BEGIN LISTING
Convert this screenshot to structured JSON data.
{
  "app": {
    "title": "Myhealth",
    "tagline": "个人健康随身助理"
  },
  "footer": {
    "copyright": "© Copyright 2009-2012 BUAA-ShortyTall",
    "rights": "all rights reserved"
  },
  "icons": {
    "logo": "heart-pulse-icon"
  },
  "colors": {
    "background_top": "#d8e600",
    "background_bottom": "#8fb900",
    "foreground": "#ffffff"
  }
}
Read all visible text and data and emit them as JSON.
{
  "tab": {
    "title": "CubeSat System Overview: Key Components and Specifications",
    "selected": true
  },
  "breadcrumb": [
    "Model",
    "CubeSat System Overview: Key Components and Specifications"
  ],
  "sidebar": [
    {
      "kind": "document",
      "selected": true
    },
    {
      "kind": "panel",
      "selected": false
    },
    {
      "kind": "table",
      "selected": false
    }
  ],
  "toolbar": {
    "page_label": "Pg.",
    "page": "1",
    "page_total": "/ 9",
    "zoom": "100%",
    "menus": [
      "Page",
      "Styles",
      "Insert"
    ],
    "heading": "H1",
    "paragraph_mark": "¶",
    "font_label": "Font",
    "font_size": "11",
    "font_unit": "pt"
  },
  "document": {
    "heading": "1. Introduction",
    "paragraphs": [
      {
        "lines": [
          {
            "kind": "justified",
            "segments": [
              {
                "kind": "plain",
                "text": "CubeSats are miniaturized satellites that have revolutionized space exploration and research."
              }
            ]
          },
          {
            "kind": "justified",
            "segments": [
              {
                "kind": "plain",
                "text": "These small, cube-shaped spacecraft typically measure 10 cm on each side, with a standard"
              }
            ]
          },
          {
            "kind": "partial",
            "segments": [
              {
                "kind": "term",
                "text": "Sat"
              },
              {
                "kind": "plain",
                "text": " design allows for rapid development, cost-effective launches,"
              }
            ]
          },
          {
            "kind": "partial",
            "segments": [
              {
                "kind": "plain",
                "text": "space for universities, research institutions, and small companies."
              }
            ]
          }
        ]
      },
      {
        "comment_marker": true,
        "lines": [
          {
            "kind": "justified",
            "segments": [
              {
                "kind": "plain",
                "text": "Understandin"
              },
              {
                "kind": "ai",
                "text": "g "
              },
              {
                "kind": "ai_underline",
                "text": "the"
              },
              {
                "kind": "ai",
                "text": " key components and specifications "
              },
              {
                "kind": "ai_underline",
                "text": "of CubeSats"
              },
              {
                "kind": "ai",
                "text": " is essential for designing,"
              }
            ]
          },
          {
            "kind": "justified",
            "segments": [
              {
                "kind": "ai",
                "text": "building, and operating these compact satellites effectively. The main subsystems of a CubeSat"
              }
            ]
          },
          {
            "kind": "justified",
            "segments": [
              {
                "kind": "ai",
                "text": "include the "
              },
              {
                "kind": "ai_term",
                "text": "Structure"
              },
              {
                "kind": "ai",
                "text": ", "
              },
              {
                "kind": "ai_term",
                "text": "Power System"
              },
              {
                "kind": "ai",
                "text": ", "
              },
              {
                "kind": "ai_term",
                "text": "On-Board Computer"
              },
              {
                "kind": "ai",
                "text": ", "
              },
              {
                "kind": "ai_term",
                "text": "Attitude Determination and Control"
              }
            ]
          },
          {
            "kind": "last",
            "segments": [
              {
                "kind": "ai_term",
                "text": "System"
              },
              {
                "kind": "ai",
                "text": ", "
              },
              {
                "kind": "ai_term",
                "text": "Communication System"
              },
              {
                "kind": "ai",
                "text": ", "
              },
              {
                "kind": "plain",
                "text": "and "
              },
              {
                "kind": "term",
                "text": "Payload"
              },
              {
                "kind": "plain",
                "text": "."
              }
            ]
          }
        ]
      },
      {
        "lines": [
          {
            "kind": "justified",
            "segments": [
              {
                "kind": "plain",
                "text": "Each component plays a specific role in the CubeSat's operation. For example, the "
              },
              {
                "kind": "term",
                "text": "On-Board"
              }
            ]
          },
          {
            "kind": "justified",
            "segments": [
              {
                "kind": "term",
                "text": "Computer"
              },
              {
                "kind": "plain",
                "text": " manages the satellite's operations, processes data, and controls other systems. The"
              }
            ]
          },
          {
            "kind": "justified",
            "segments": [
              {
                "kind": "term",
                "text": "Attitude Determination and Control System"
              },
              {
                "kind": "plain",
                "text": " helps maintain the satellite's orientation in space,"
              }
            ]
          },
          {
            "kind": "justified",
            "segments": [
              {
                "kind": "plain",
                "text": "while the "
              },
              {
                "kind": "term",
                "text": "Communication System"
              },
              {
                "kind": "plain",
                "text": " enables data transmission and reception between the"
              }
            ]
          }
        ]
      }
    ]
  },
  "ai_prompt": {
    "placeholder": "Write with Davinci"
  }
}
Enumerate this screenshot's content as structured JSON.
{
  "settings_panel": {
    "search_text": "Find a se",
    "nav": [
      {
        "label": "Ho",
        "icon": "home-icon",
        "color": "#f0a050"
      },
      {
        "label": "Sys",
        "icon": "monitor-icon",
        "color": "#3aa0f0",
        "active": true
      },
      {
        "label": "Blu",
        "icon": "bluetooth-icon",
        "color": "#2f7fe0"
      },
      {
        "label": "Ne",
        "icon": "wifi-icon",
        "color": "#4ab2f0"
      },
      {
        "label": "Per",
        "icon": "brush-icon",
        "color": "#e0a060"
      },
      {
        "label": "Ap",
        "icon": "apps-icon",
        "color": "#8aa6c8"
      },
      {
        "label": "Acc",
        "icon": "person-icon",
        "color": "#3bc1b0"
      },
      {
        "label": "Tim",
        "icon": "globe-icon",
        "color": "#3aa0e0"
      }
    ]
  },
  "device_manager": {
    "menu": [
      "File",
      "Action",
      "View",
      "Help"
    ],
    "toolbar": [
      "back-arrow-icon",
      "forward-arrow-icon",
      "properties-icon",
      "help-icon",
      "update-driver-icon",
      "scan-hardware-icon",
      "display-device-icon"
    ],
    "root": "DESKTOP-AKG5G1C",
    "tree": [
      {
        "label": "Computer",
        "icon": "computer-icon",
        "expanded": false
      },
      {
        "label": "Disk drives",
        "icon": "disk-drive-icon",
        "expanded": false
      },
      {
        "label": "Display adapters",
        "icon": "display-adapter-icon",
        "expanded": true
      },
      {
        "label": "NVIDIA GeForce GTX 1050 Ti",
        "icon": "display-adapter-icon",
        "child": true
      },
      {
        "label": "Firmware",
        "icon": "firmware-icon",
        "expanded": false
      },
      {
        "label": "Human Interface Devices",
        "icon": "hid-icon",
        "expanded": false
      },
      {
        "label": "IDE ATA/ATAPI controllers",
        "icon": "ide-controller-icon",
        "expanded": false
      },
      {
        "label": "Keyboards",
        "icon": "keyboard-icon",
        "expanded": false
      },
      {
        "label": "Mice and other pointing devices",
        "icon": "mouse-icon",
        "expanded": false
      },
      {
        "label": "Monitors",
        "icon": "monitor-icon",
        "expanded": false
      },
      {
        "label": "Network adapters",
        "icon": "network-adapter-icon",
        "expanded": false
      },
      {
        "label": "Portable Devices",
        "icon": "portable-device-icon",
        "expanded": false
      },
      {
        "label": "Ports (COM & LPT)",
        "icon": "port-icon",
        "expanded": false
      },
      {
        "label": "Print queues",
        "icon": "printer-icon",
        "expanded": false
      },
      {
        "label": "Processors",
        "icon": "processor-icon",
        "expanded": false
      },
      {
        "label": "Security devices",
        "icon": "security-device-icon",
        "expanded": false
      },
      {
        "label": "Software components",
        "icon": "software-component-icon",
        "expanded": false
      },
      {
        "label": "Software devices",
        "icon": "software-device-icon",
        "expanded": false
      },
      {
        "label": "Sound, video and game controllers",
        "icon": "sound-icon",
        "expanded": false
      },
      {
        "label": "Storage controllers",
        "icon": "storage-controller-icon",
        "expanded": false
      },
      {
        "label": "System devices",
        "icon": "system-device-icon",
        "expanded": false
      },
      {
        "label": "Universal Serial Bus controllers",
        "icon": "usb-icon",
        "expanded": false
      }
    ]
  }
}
END LISTING
PROBLEM |
Reply with one number only: how many lines of the listing hold "Attitude"?

EXERCISE ANSWER |
2